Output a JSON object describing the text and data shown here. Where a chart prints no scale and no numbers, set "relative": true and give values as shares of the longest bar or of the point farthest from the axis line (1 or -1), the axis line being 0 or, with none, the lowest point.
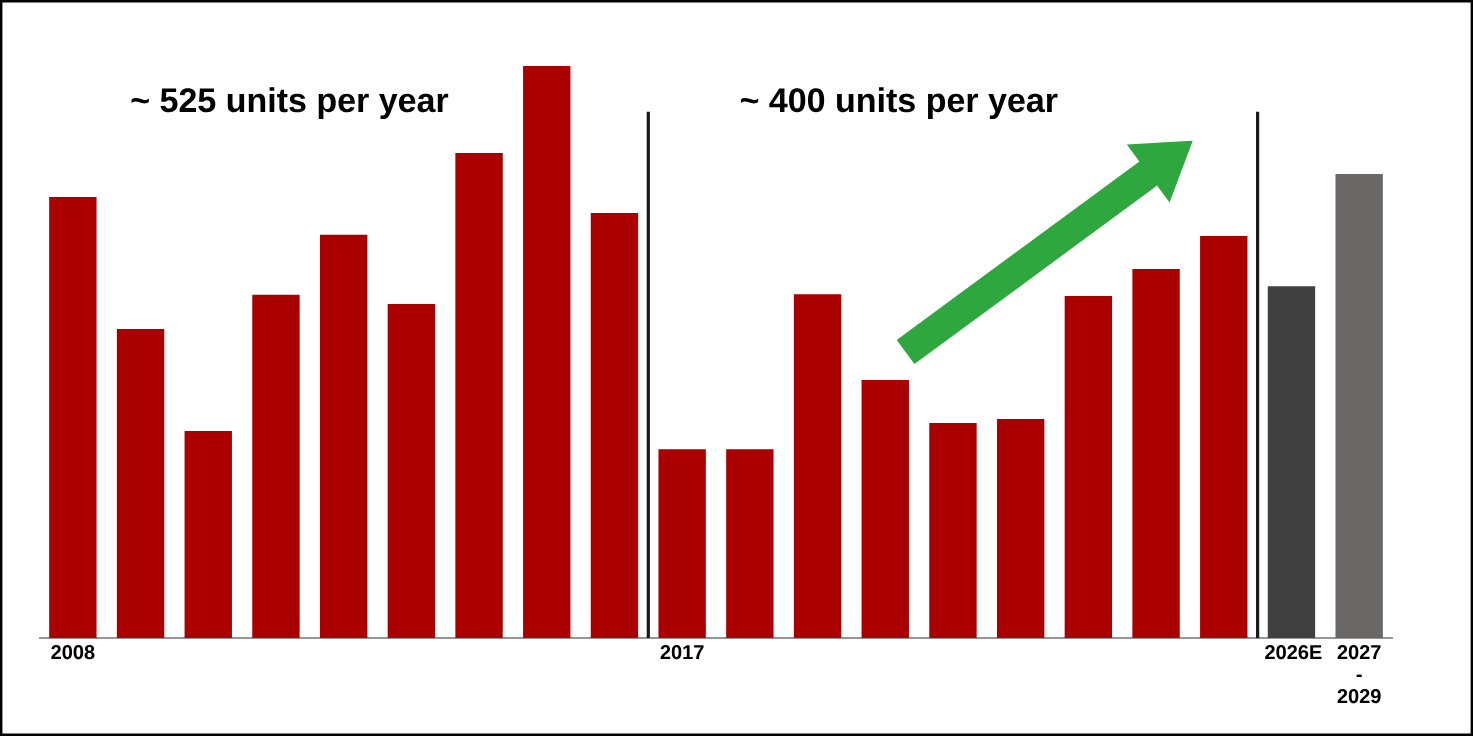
{
  "chart_data": {
    "type": "bar",
    "relative": true,
    "categories": [
      "2008",
      null,
      null,
      null,
      null,
      null,
      null,
      null,
      null,
      "2017",
      null,
      null,
      null,
      null,
      null,
      null,
      null,
      null,
      "2026E",
      "2027 - 2029"
    ],
    "values": [
      0.771,
      0.54,
      0.362,
      0.6,
      0.705,
      0.584,
      0.848,
      1,
      0.743,
      0.33,
      0.33,
      0.601,
      0.451,
      0.376,
      0.383,
      0.598,
      0.645,
      0.703,
      0.615,
      0.811
    ],
    "colors": [
      "#aa0000",
      "#aa0000",
      "#aa0000",
      "#aa0000",
      "#aa0000",
      "#aa0000",
      "#aa0000",
      "#aa0000",
      "#aa0000",
      "#aa0000",
      "#aa0000",
      "#aa0000",
      "#aa0000",
      "#aa0000",
      "#aa0000",
      "#aa0000",
      "#aa0000",
      "#aa0000",
      "#404040",
      "#6b6767"
    ],
    "annotations": [
      "~ 525 units per year",
      "~ 400 units per year"
    ]
  }
}
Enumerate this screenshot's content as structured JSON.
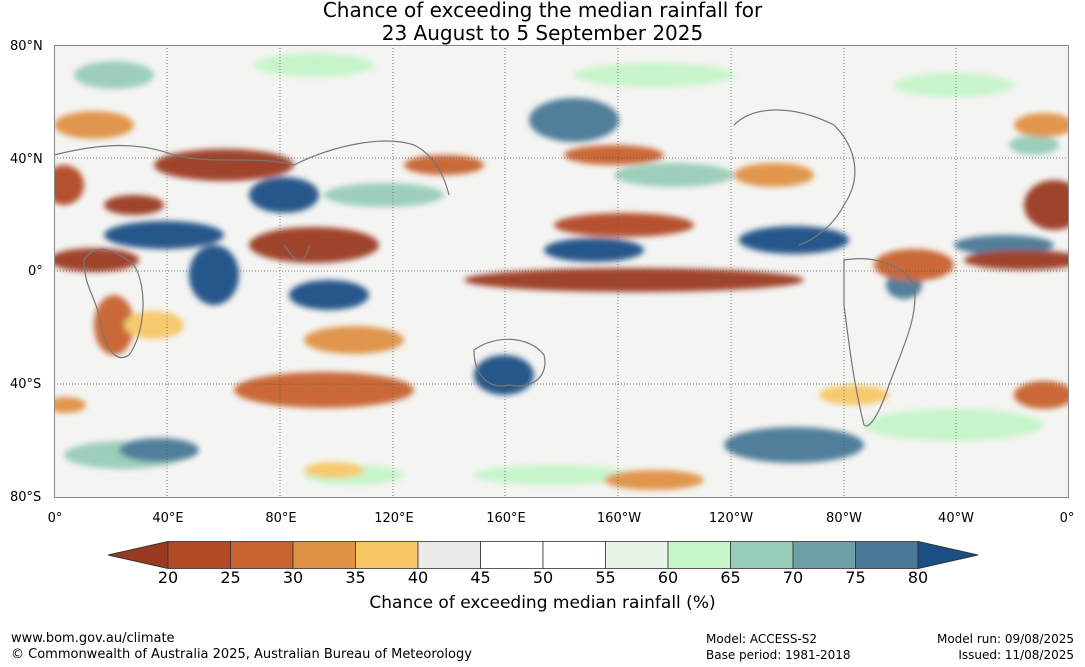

= Task description =
Print the complete listing exactly as it stands, without its pictures.

= Result of the task =
Output a JSON object describing the text and data shown here. Where a chart prints no scale and no numbers, set "relative": true and give values as shares of the longest bar or of the point farthest from the axis line (1 or -1), the axis line being 0 or, with none, the lowest point.
{
  "chart_data": {
    "type": "bar",
    "relative": true,
    "categories": [
      "2008",
      null,
      null,
      null,
      null,
      null,
      null,
      null,
      null,
      "2017",
      null,
      null,
      null,
      null,
      null,
      null,
      null,
      null,
      "2026E",
      "2027 - 2029"
    ],
    "values": [
      0.771,
      0.54,
      0.362,
      0.6,
      0.705,
      0.584,
      0.848,
      1,
      0.743,
      0.33,
      0.33,
      0.601,
      0.451,
      0.376,
      0.383,
      0.598,
      0.645,
      0.703,
      0.615,
      0.811
    ],
    "colors": [
      "#aa0000",
      "#aa0000",
      "#aa0000",
      "#aa0000",
      "#aa0000",
      "#aa0000",
      "#aa0000",
      "#aa0000",
      "#aa0000",
      "#aa0000",
      "#aa0000",
      "#aa0000",
      "#aa0000",
      "#aa0000",
      "#aa0000",
      "#aa0000",
      "#aa0000",
      "#aa0000",
      "#404040",
      "#6b6767"
    ],
    "annotations": [
      "~ 525 units per year",
      "~ 400 units per year"
    ]
  }
}
Enumerate this screenshot's content as structured JSON.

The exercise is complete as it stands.